AIM - Spot every line with the word "عمرتك" and return it.

TASK DATA -
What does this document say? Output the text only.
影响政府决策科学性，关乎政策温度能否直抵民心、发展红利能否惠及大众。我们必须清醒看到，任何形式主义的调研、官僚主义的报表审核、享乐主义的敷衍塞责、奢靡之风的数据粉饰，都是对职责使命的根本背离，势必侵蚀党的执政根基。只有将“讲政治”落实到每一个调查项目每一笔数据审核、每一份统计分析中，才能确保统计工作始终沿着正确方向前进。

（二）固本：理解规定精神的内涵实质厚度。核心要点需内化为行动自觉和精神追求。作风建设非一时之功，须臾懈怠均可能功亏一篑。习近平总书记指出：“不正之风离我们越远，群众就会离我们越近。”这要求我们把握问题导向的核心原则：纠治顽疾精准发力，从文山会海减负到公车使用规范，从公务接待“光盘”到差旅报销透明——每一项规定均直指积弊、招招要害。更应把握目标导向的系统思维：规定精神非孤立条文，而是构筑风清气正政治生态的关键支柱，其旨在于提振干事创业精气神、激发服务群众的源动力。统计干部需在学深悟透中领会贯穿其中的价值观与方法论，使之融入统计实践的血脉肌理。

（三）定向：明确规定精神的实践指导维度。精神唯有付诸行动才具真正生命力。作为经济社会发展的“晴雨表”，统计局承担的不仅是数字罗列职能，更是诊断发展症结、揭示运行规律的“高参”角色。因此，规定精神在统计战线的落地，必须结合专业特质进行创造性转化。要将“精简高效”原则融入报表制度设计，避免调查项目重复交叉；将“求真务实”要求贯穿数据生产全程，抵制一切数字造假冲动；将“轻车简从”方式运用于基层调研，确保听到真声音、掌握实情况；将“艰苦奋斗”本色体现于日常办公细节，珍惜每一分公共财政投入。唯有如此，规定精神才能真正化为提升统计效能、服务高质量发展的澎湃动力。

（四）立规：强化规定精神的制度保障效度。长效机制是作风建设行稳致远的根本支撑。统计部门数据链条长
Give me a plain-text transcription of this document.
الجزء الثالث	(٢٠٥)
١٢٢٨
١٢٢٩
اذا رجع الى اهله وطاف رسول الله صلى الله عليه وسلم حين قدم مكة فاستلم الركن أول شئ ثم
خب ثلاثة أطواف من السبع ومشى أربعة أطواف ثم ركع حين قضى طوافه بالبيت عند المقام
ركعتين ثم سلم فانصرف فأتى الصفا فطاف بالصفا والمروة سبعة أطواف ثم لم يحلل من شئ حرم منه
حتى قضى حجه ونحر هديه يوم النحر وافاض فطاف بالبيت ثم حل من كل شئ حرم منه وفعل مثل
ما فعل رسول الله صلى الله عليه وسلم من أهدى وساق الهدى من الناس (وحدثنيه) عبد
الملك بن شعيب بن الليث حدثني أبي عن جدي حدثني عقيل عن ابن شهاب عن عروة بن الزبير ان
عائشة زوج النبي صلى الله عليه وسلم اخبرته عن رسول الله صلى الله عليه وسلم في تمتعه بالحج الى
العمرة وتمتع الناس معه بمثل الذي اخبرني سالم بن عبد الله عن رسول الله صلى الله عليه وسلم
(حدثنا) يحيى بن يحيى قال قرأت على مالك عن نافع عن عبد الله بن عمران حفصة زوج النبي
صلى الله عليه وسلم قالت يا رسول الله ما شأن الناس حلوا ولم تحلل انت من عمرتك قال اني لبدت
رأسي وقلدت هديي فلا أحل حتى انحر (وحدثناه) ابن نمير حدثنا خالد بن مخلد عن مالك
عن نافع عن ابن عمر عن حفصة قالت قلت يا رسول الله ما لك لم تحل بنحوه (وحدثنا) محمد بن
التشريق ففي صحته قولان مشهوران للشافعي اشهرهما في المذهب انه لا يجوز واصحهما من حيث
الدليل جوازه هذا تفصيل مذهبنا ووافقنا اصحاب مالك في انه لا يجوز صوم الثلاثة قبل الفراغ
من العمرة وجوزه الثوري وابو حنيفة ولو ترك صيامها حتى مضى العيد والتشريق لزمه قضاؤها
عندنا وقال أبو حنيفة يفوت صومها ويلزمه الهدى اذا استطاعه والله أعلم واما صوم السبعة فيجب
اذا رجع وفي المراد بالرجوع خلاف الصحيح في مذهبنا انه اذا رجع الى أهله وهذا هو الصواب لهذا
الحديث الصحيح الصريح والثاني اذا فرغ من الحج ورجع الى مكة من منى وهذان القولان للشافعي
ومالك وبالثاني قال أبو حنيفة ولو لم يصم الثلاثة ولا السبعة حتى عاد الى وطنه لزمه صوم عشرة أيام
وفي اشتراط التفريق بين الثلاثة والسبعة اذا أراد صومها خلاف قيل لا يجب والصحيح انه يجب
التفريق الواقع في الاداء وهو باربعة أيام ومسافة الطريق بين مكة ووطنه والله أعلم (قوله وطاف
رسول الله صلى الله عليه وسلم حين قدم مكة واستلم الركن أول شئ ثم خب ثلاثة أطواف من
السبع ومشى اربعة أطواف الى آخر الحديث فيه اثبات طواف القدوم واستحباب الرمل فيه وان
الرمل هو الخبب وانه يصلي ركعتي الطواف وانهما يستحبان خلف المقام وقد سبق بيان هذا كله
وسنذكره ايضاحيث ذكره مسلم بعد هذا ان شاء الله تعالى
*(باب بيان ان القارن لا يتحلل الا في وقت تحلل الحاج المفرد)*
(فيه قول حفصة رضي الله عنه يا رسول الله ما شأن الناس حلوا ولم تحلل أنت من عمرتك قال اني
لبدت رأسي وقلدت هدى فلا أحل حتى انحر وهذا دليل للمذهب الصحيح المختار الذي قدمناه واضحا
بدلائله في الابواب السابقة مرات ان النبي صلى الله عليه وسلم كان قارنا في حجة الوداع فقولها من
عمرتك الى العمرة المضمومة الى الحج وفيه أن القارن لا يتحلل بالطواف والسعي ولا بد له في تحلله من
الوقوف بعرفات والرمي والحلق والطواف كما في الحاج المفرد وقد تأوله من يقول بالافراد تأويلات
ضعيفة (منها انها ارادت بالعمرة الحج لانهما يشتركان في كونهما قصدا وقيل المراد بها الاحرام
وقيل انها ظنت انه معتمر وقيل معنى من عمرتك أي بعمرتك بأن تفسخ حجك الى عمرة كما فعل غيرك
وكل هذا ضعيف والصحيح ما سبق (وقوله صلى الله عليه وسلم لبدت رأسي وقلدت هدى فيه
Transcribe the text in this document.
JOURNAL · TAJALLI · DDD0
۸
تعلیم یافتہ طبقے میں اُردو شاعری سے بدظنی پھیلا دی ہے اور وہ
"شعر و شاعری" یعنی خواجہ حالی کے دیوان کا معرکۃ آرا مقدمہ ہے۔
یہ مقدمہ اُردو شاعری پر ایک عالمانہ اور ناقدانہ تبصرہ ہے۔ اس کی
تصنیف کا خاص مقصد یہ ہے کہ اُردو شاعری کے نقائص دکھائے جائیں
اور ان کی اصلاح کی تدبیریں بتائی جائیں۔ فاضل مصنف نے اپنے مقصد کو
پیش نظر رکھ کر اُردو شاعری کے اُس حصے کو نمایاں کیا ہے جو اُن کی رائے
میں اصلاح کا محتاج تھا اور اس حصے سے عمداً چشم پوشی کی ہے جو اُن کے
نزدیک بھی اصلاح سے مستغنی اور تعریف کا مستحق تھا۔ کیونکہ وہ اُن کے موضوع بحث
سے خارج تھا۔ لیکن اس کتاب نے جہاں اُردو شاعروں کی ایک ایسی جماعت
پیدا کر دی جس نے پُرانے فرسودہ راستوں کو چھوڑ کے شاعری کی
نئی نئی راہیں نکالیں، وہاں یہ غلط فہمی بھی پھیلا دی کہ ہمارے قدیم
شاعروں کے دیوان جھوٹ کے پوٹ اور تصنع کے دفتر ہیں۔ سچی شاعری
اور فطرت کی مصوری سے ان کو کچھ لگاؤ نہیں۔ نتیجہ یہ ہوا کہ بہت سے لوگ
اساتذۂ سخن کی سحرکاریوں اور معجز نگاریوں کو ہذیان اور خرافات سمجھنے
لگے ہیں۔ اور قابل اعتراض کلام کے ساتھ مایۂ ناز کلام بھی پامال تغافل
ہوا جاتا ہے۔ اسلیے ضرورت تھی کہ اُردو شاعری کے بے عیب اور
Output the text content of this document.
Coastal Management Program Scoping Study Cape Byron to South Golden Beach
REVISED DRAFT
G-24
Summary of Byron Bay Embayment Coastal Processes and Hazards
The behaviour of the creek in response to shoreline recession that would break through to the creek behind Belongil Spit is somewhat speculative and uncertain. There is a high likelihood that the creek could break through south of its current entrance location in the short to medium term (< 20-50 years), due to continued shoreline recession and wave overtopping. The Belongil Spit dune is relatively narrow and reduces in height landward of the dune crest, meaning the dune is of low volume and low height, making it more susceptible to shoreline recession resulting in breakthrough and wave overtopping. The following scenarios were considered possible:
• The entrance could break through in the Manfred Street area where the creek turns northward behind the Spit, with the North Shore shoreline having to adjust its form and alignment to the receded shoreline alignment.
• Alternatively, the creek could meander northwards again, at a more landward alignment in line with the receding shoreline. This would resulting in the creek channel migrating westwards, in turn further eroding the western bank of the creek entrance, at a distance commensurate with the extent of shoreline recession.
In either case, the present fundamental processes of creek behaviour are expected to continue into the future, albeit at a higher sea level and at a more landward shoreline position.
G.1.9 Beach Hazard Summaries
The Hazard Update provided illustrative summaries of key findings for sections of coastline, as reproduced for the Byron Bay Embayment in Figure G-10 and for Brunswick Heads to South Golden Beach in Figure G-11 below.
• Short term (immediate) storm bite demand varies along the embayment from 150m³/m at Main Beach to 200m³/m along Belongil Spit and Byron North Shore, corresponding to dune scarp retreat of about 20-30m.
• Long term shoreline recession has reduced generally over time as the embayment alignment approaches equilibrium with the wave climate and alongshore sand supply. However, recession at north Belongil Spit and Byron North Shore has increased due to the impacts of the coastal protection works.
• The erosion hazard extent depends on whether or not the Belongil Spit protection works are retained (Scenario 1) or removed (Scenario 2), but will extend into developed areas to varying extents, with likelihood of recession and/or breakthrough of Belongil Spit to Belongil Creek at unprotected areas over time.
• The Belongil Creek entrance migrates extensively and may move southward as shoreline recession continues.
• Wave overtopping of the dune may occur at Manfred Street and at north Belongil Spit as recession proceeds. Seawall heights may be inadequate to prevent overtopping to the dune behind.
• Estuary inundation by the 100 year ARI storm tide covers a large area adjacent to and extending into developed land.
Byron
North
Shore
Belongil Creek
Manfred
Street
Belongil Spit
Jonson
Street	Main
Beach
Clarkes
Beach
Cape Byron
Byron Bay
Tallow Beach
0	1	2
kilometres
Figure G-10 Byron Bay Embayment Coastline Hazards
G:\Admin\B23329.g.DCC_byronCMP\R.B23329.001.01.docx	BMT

WRITTEN ANSWER -
صلى الله عليه وسلم قالت يا رسول الله ما شأن الناس حلوا ولم تحلل انت من عمرتك قال اني لبدت
(فيه قول حفصة رضي الله عنه يا رسول الله ما شأن الناس حلوا ولم تحلل أنت من عمرتك قال اني
عمرتك الى العمرة المضمومة الى الحج وفيه أن القارن لا يتحلل بالطواف والسعي ولا بد له في تحلله من
وقيل انها ظنت انه معتمر وقيل معنى من عمرتك أي بعمرتك بأن تفسخ حجك الى عمرة كما فعل غيرك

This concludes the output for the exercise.